*EXERCISE OBJECTIVE*.
Work out how many lines hold the string "Approx". The answer is a single number, nothing more.
◆ ◆ ◆ ◆
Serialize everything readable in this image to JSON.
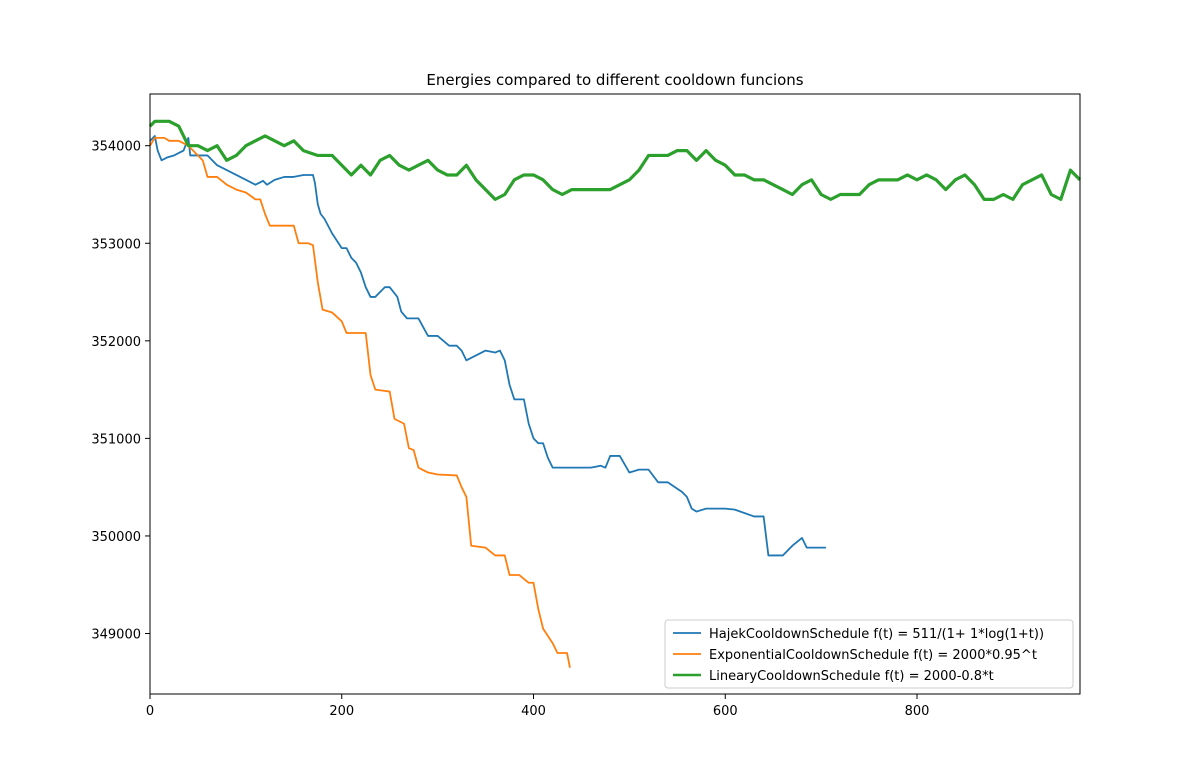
{
  "chart_data": {
    "type": "line",
    "title": "Energies compared to different cooldown funcions",
    "xlabel": "",
    "ylabel": "",
    "xlim": [
      0,
      970
    ],
    "ylim": [
      348380,
      354530
    ],
    "x_ticks": [
      0,
      200,
      400,
      600,
      800
    ],
    "y_ticks": [
      349000,
      350000,
      351000,
      352000,
      353000,
      354000
    ],
    "grid": false,
    "legend_position": "lower-right",
    "series": [
      {
        "name": "HajekCooldownSchedule f(t) = 511/(1+ 1*log(1+t))",
        "color": "#1f77b4",
        "line_width": 1.8,
        "points": [
          [
            0,
            354050
          ],
          [
            5,
            354100
          ],
          [
            8,
            353950
          ],
          [
            12,
            353850
          ],
          [
            18,
            353880
          ],
          [
            25,
            353900
          ],
          [
            35,
            353950
          ],
          [
            40,
            354080
          ],
          [
            42,
            353900
          ],
          [
            60,
            353900
          ],
          [
            70,
            353800
          ],
          [
            80,
            353750
          ],
          [
            90,
            353700
          ],
          [
            100,
            353650
          ],
          [
            110,
            353600
          ],
          [
            118,
            353640
          ],
          [
            122,
            353600
          ],
          [
            130,
            353650
          ],
          [
            140,
            353680
          ],
          [
            150,
            353680
          ],
          [
            160,
            353700
          ],
          [
            170,
            353700
          ],
          [
            172,
            353620
          ],
          [
            175,
            353400
          ],
          [
            178,
            353300
          ],
          [
            182,
            353250
          ],
          [
            190,
            353100
          ],
          [
            200,
            352950
          ],
          [
            205,
            352950
          ],
          [
            210,
            352850
          ],
          [
            215,
            352800
          ],
          [
            220,
            352700
          ],
          [
            225,
            352550
          ],
          [
            230,
            352450
          ],
          [
            235,
            352450
          ],
          [
            240,
            352500
          ],
          [
            245,
            352550
          ],
          [
            250,
            352550
          ],
          [
            258,
            352450
          ],
          [
            262,
            352300
          ],
          [
            268,
            352230
          ],
          [
            280,
            352230
          ],
          [
            290,
            352050
          ],
          [
            300,
            352050
          ],
          [
            312,
            351950
          ],
          [
            320,
            351950
          ],
          [
            325,
            351900
          ],
          [
            330,
            351800
          ],
          [
            340,
            351850
          ],
          [
            350,
            351900
          ],
          [
            360,
            351880
          ],
          [
            365,
            351900
          ],
          [
            370,
            351800
          ],
          [
            375,
            351550
          ],
          [
            380,
            351400
          ],
          [
            390,
            351400
          ],
          [
            395,
            351150
          ],
          [
            400,
            351000
          ],
          [
            405,
            350950
          ],
          [
            410,
            350950
          ],
          [
            415,
            350800
          ],
          [
            420,
            350700
          ],
          [
            440,
            350700
          ],
          [
            460,
            350700
          ],
          [
            470,
            350720
          ],
          [
            475,
            350700
          ],
          [
            480,
            350820
          ],
          [
            490,
            350820
          ],
          [
            500,
            350650
          ],
          [
            510,
            350680
          ],
          [
            520,
            350680
          ],
          [
            530,
            350550
          ],
          [
            540,
            350550
          ],
          [
            555,
            350450
          ],
          [
            560,
            350400
          ],
          [
            565,
            350280
          ],
          [
            570,
            350250
          ],
          [
            580,
            350280
          ],
          [
            600,
            350280
          ],
          [
            610,
            350270
          ],
          [
            630,
            350200
          ],
          [
            640,
            350200
          ],
          [
            645,
            349800
          ],
          [
            660,
            349800
          ],
          [
            670,
            349900
          ],
          [
            680,
            349980
          ],
          [
            685,
            349880
          ],
          [
            705,
            349880
          ]
        ]
      },
      {
        "name": "ExponentialCooldownSchedule f(t) = 2000*0.95^t",
        "color": "#ff7f0e",
        "line_width": 1.8,
        "points": [
          [
            0,
            354000
          ],
          [
            5,
            354080
          ],
          [
            15,
            354080
          ],
          [
            20,
            354050
          ],
          [
            30,
            354050
          ],
          [
            40,
            354000
          ],
          [
            50,
            353900
          ],
          [
            55,
            353850
          ],
          [
            60,
            353680
          ],
          [
            70,
            353680
          ],
          [
            80,
            353600
          ],
          [
            90,
            353550
          ],
          [
            100,
            353520
          ],
          [
            110,
            353450
          ],
          [
            115,
            353450
          ],
          [
            120,
            353300
          ],
          [
            125,
            353180
          ],
          [
            150,
            353180
          ],
          [
            155,
            353000
          ],
          [
            165,
            353000
          ],
          [
            170,
            352980
          ],
          [
            175,
            352600
          ],
          [
            180,
            352320
          ],
          [
            190,
            352290
          ],
          [
            200,
            352200
          ],
          [
            205,
            352080
          ],
          [
            225,
            352080
          ],
          [
            230,
            351650
          ],
          [
            235,
            351500
          ],
          [
            250,
            351480
          ],
          [
            255,
            351200
          ],
          [
            265,
            351150
          ],
          [
            270,
            350900
          ],
          [
            275,
            350880
          ],
          [
            280,
            350700
          ],
          [
            290,
            350650
          ],
          [
            300,
            350630
          ],
          [
            320,
            350620
          ],
          [
            325,
            350500
          ],
          [
            330,
            350400
          ],
          [
            335,
            349900
          ],
          [
            350,
            349880
          ],
          [
            360,
            349800
          ],
          [
            370,
            349800
          ],
          [
            375,
            349600
          ],
          [
            385,
            349600
          ],
          [
            395,
            349520
          ],
          [
            400,
            349520
          ],
          [
            405,
            349250
          ],
          [
            410,
            349050
          ],
          [
            420,
            348900
          ],
          [
            425,
            348800
          ],
          [
            435,
            348800
          ],
          [
            438,
            348650
          ]
        ]
      },
      {
        "name": "LinearyCooldownSchedule f(t) = 2000-0.8*t",
        "color": "#2ca02c",
        "line_width": 3.2,
        "points": [
          [
            0,
            354200
          ],
          [
            5,
            354250
          ],
          [
            20,
            354250
          ],
          [
            30,
            354200
          ],
          [
            40,
            354000
          ],
          [
            50,
            354000
          ],
          [
            60,
            353950
          ],
          [
            70,
            354000
          ],
          [
            80,
            353850
          ],
          [
            90,
            353900
          ],
          [
            100,
            354000
          ],
          [
            110,
            354050
          ],
          [
            120,
            354100
          ],
          [
            140,
            354000
          ],
          [
            150,
            354050
          ],
          [
            160,
            353950
          ],
          [
            175,
            353900
          ],
          [
            190,
            353900
          ],
          [
            200,
            353800
          ],
          [
            210,
            353700
          ],
          [
            220,
            353800
          ],
          [
            230,
            353700
          ],
          [
            240,
            353850
          ],
          [
            250,
            353900
          ],
          [
            260,
            353800
          ],
          [
            270,
            353750
          ],
          [
            280,
            353800
          ],
          [
            290,
            353850
          ],
          [
            300,
            353750
          ],
          [
            310,
            353700
          ],
          [
            320,
            353700
          ],
          [
            330,
            353800
          ],
          [
            340,
            353650
          ],
          [
            350,
            353550
          ],
          [
            360,
            353450
          ],
          [
            370,
            353500
          ],
          [
            380,
            353650
          ],
          [
            390,
            353700
          ],
          [
            400,
            353700
          ],
          [
            410,
            353650
          ],
          [
            420,
            353550
          ],
          [
            430,
            353500
          ],
          [
            440,
            353550
          ],
          [
            460,
            353550
          ],
          [
            480,
            353550
          ],
          [
            490,
            353600
          ],
          [
            500,
            353650
          ],
          [
            510,
            353750
          ],
          [
            520,
            353900
          ],
          [
            530,
            353900
          ],
          [
            540,
            353900
          ],
          [
            550,
            353950
          ],
          [
            560,
            353950
          ],
          [
            570,
            353850
          ],
          [
            580,
            353950
          ],
          [
            590,
            353850
          ],
          [
            600,
            353800
          ],
          [
            610,
            353700
          ],
          [
            620,
            353700
          ],
          [
            630,
            353650
          ],
          [
            640,
            353650
          ],
          [
            650,
            353600
          ],
          [
            660,
            353550
          ],
          [
            670,
            353500
          ],
          [
            680,
            353600
          ],
          [
            690,
            353650
          ],
          [
            700,
            353500
          ],
          [
            710,
            353450
          ],
          [
            720,
            353500
          ],
          [
            740,
            353500
          ],
          [
            750,
            353600
          ],
          [
            760,
            353650
          ],
          [
            780,
            353650
          ],
          [
            790,
            353700
          ],
          [
            800,
            353650
          ],
          [
            810,
            353700
          ],
          [
            820,
            353650
          ],
          [
            830,
            353550
          ],
          [
            840,
            353650
          ],
          [
            850,
            353700
          ],
          [
            860,
            353600
          ],
          [
            870,
            353450
          ],
          [
            880,
            353450
          ],
          [
            890,
            353500
          ],
          [
            900,
            353450
          ],
          [
            910,
            353600
          ],
          [
            920,
            353650
          ],
          [
            930,
            353700
          ],
          [
            940,
            353500
          ],
          [
            950,
            353450
          ],
          [
            960,
            353750
          ],
          [
            970,
            353650
          ]
        ]
      }
    ]
  }
}
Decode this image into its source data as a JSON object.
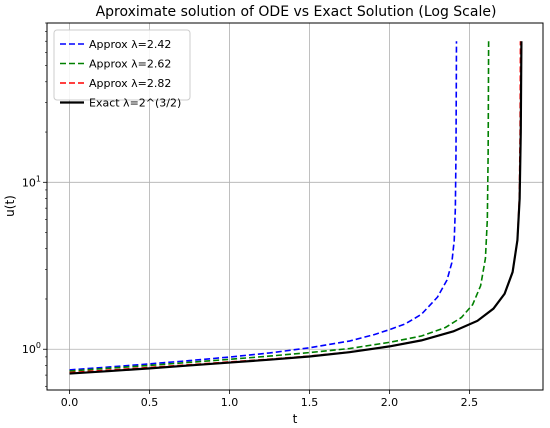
{
  "chart_data": {
    "type": "line",
    "title": "Aproximate solution of ODE vs Exact Solution (Log Scale)",
    "xlabel": "t",
    "ylabel": "u(t)",
    "xlim": [
      -0.141,
      2.96
    ],
    "ylim": [
      0.57,
      90
    ],
    "yscale": "log",
    "grid": true,
    "legend_position": "upper-left",
    "x_ticks": [
      {
        "value": 0.0,
        "label": "0.0"
      },
      {
        "value": 0.5,
        "label": "0.5"
      },
      {
        "value": 1.0,
        "label": "1.0"
      },
      {
        "value": 1.5,
        "label": "1.5"
      },
      {
        "value": 2.0,
        "label": "2.0"
      },
      {
        "value": 2.5,
        "label": "2.5"
      }
    ],
    "y_ticks": [
      {
        "value": 1,
        "base": "10",
        "exp": "0"
      },
      {
        "value": 10,
        "base": "10",
        "exp": "1"
      }
    ],
    "series": [
      {
        "name": "Approx λ=2.42",
        "color": "#0000ff",
        "dash": "dashed",
        "points": [
          [
            0,
            0.752
          ],
          [
            0.25,
            0.783
          ],
          [
            0.5,
            0.817
          ],
          [
            0.75,
            0.855
          ],
          [
            1.0,
            0.898
          ],
          [
            1.25,
            0.95
          ],
          [
            1.5,
            1.02
          ],
          [
            1.75,
            1.12
          ],
          [
            1.9,
            1.22
          ],
          [
            2.0,
            1.31
          ],
          [
            2.1,
            1.42
          ],
          [
            2.2,
            1.62
          ],
          [
            2.3,
            2.05
          ],
          [
            2.36,
            2.6
          ],
          [
            2.39,
            3.3
          ],
          [
            2.405,
            4.5
          ],
          [
            2.412,
            7
          ],
          [
            2.416,
            15
          ],
          [
            2.418,
            40
          ],
          [
            2.419,
            70
          ]
        ]
      },
      {
        "name": "Approx λ=2.62",
        "color": "#008000",
        "dash": "dashed",
        "points": [
          [
            0,
            0.74
          ],
          [
            0.25,
            0.77
          ],
          [
            0.5,
            0.8
          ],
          [
            0.75,
            0.835
          ],
          [
            1.0,
            0.87
          ],
          [
            1.25,
            0.91
          ],
          [
            1.5,
            0.955
          ],
          [
            1.75,
            1.01
          ],
          [
            2.0,
            1.1
          ],
          [
            2.2,
            1.2
          ],
          [
            2.35,
            1.35
          ],
          [
            2.45,
            1.55
          ],
          [
            2.52,
            1.85
          ],
          [
            2.57,
            2.4
          ],
          [
            2.6,
            3.5
          ],
          [
            2.612,
            6
          ],
          [
            2.617,
            15
          ],
          [
            2.619,
            40
          ],
          [
            2.62,
            70
          ]
        ]
      },
      {
        "name": "Approx λ=2.82",
        "color": "#ff0000",
        "dash": "dashed",
        "points": [
          [
            0,
            0.725
          ],
          [
            0.25,
            0.75
          ],
          [
            0.5,
            0.778
          ],
          [
            0.75,
            0.808
          ],
          [
            1.0,
            0.84
          ],
          [
            1.25,
            0.872
          ],
          [
            1.5,
            0.91
          ],
          [
            1.75,
            0.962
          ],
          [
            2.0,
            1.04
          ],
          [
            2.2,
            1.13
          ],
          [
            2.4,
            1.28
          ],
          [
            2.55,
            1.48
          ],
          [
            2.65,
            1.75
          ],
          [
            2.72,
            2.15
          ],
          [
            2.77,
            2.9
          ],
          [
            2.8,
            4.5
          ],
          [
            2.812,
            8
          ],
          [
            2.817,
            20
          ],
          [
            2.819,
            70
          ]
        ]
      },
      {
        "name": "Exact λ=2^(3/2)",
        "color": "#000000",
        "dash": "solid",
        "points": [
          [
            0,
            0.715
          ],
          [
            0.25,
            0.74
          ],
          [
            0.5,
            0.768
          ],
          [
            0.75,
            0.8
          ],
          [
            1.0,
            0.832
          ],
          [
            1.25,
            0.866
          ],
          [
            1.5,
            0.905
          ],
          [
            1.75,
            0.96
          ],
          [
            2.0,
            1.04
          ],
          [
            2.2,
            1.13
          ],
          [
            2.4,
            1.28
          ],
          [
            2.55,
            1.48
          ],
          [
            2.65,
            1.75
          ],
          [
            2.72,
            2.15
          ],
          [
            2.77,
            2.9
          ],
          [
            2.8,
            4.5
          ],
          [
            2.814,
            8
          ],
          [
            2.821,
            20
          ],
          [
            2.825,
            70
          ]
        ]
      }
    ]
  }
}
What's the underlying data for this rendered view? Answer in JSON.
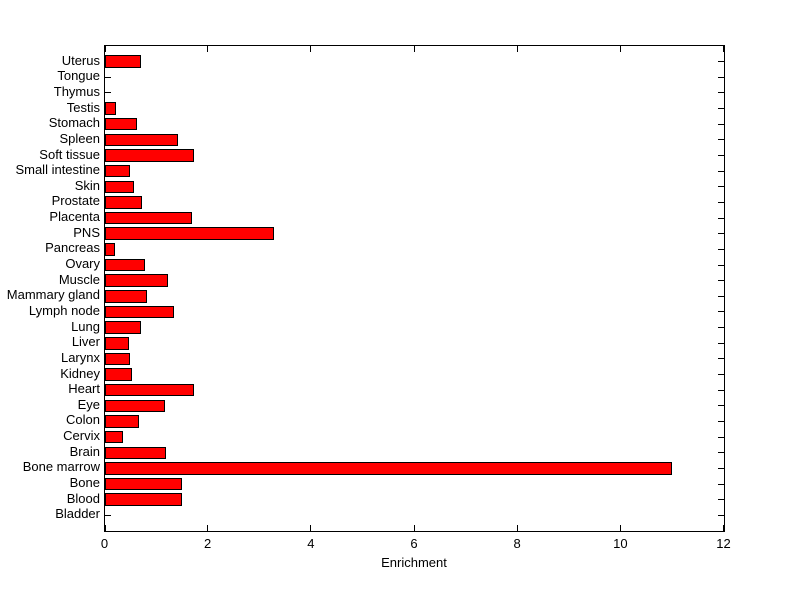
{
  "figure": {
    "background_color": "#FFFFFF",
    "axis_color": "#000000",
    "text_color": "#000000"
  },
  "chart_data": {
    "type": "bar",
    "orientation": "horizontal",
    "title": "",
    "xlabel": "Enrichment",
    "ylabel": "",
    "xlim": [
      0,
      12
    ],
    "xticks": [
      0,
      2,
      4,
      6,
      8,
      10,
      12
    ],
    "xtick_labels": [
      "0",
      "2",
      "4",
      "6",
      "8",
      "10",
      "12"
    ],
    "grid": false,
    "legend": null,
    "bar_color": "#FF0000",
    "bar_edge_color": "#000000",
    "categories_order": "top-to-bottom",
    "categories": [
      "Uterus",
      "Tongue",
      "Thymus",
      "Testis",
      "Stomach",
      "Spleen",
      "Soft tissue",
      "Small intestine",
      "Skin",
      "Prostate",
      "Placenta",
      "PNS",
      "Pancreas",
      "Ovary",
      "Muscle",
      "Mammary gland",
      "Lymph node",
      "Lung",
      "Liver",
      "Larynx",
      "Kidney",
      "Heart",
      "Eye",
      "Colon",
      "Cervix",
      "Brain",
      "Bone marrow",
      "Bone",
      "Blood",
      "Bladder"
    ],
    "values": [
      0.7,
      0,
      0,
      0.22,
      0.62,
      1.42,
      1.73,
      0.49,
      0.56,
      0.71,
      1.69,
      3.27,
      0.2,
      0.78,
      1.23,
      0.82,
      1.33,
      0.69,
      0.47,
      0.49,
      0.53,
      1.73,
      1.17,
      0.65,
      0.34,
      1.19,
      11.0,
      1.5,
      1.5,
      0
    ]
  }
}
◆ ◆ ◆ ◆
*ANSWER TO THE EXERCISE*.
3